EXCERPTED PASSAGE

══════

HackerEarth Buying items problem solution

YASH PAL,
In this HackerEarth Buying items problem solution There are n different types of objects. You want to buy atleast one instance of each type of object. There are m people , each of them sells one set of objects at a certain price (price is for the set).
 
Each of these m people sells either nothing or all the objects in the set he has. Information of these m sellers is represented by matrix M of size m * n . if M(i,j) = 1, it means that ith seller has one jth type of object in his set, otherwise M(i,j) = 0. The ith seller will sell set of all his objects at price Ci.
 
You want to buy at least one object of each type (it is guaranteed that it is always possible to do so). Find the minimal cost needed to pay to achieve it.
 
 
HackerEarth Buying items problem solution

 

 

HackerEarth Buying items problem solution.

# include <bits/stdc++.h>
using namespace std;
# define fi cin
# define fo cout
# define x first
# define y second
# define ll long long
# define mp make_pair
template < class T > T smin(T &a,T b) {if (a > b) a = b;return a;}
template < class T > T smax(T &a,T b) {if (a < b) a = b;return a;}
int main(void)
{
    int n,m;
    fi>>n>>m;
    if (n <= 23)
    {
        static ll D[1 << 23];
        const int N = 1 << n;
        for (int i = 1;i < N;++i)
            D[i] = 1e18;
        static int M[503];
        static int C[503];
        for (int i = 0;i < m;++i)
        {
            for (int j = 0;j < n;++j)
            {
                int v;
                fi>>v;
                M[i] |= v * (1 << j);
            }
            fi>>C[i];
        }
        for (int mask = 0;mask < N;++mask)

══════

DATASET RECORDS
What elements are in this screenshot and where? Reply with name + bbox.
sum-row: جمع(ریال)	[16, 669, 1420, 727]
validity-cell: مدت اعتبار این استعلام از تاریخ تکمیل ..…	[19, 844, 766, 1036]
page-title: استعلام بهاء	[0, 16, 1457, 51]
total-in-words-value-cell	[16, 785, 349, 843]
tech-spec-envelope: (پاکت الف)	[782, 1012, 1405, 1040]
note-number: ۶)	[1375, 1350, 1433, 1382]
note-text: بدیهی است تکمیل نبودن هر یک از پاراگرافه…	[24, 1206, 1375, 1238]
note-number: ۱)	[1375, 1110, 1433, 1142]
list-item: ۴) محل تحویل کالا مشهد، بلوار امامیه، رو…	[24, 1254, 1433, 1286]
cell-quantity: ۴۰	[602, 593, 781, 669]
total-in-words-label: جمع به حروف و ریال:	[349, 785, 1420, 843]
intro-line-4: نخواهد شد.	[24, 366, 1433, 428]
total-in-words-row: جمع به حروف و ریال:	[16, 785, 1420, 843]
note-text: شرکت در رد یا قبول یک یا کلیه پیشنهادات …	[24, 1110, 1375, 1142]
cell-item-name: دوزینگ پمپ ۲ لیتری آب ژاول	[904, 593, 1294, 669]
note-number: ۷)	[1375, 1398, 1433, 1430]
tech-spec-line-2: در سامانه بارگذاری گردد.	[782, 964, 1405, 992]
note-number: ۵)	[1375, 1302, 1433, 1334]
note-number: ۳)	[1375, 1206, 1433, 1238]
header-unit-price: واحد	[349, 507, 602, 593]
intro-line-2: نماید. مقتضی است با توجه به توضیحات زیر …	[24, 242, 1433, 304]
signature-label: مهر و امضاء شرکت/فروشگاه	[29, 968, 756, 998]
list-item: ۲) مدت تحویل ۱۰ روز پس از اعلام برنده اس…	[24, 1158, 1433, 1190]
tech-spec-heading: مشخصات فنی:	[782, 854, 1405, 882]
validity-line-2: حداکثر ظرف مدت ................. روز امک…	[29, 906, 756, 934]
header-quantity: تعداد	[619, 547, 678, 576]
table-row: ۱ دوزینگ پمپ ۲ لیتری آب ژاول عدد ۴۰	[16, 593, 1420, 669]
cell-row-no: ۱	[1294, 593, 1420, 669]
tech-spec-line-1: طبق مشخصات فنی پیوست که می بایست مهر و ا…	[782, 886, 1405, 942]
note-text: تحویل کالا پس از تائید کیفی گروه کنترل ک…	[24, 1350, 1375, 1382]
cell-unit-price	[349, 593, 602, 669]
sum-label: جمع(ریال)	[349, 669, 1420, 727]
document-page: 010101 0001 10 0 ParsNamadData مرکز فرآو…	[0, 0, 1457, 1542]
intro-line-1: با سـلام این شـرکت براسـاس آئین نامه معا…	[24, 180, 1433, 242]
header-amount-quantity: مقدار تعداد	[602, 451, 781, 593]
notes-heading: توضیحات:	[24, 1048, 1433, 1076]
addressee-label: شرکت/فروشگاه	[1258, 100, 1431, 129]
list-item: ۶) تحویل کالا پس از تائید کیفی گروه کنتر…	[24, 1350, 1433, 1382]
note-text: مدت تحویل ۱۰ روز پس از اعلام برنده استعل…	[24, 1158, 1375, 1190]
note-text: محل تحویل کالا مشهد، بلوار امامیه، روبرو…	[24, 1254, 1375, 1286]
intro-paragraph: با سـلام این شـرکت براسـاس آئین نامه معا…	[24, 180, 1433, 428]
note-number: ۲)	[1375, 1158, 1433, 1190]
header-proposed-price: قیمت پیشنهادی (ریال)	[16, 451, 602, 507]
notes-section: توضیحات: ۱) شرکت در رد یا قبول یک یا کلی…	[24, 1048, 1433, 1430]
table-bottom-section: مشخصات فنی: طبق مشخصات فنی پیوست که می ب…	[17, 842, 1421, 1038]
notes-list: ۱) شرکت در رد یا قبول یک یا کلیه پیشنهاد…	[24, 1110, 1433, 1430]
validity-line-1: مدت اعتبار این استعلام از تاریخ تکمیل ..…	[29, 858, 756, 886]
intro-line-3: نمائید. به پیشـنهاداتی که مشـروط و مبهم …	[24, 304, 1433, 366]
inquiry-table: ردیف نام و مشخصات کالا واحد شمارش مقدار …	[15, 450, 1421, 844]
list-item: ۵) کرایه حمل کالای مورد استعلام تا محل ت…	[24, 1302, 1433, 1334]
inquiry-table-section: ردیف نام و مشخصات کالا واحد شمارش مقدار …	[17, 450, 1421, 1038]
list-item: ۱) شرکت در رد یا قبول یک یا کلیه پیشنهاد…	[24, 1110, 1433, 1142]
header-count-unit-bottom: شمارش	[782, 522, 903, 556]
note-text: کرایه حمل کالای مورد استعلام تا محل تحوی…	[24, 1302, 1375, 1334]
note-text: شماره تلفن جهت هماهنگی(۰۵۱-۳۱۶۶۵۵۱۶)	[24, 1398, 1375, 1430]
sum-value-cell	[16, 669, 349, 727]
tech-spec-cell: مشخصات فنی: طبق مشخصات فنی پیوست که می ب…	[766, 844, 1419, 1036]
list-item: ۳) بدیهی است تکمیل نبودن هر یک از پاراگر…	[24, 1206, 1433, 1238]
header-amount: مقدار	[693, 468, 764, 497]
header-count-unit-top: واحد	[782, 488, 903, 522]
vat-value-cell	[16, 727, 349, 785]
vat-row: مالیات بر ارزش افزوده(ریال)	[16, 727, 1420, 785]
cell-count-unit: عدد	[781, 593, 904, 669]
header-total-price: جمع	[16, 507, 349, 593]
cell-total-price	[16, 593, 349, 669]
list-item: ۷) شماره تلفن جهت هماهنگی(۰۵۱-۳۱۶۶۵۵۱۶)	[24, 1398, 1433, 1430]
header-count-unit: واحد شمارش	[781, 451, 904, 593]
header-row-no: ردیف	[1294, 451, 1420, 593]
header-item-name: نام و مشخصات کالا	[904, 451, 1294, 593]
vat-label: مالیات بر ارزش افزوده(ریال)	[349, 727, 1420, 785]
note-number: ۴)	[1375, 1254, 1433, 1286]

══════

WHAT TO DO
a) Rewrite the paragraph of the Buying items page that begins "Each of these m people sells" as a short bulleted list that keeps its main facts.
b) Answer these questions using the Buying items page:
(i) What does M(i,j) = 1 indicate?
(ii) What is guaranteed about buying at least one object of each type?
(iii) In the program, what condition on n does the first if statement check?
Answer from the Buying items page alone, not from the records.

WORKED SOLUTIONS
a)
- Each of the m sellers sells either nothing or the whole set of objects they hold.
- The sellers are described by an m × n matrix M.
- M(i,j) = 1 means the ith seller's set contains one object of the jth type; otherwise M(i,j) = 0.
- The ith seller sells the full set at price Ci.

b)
(i) The ith seller has one object of the jth type in their set.
(ii) It is always possible to do so.
(iii) Whether n is less than or equal to 23.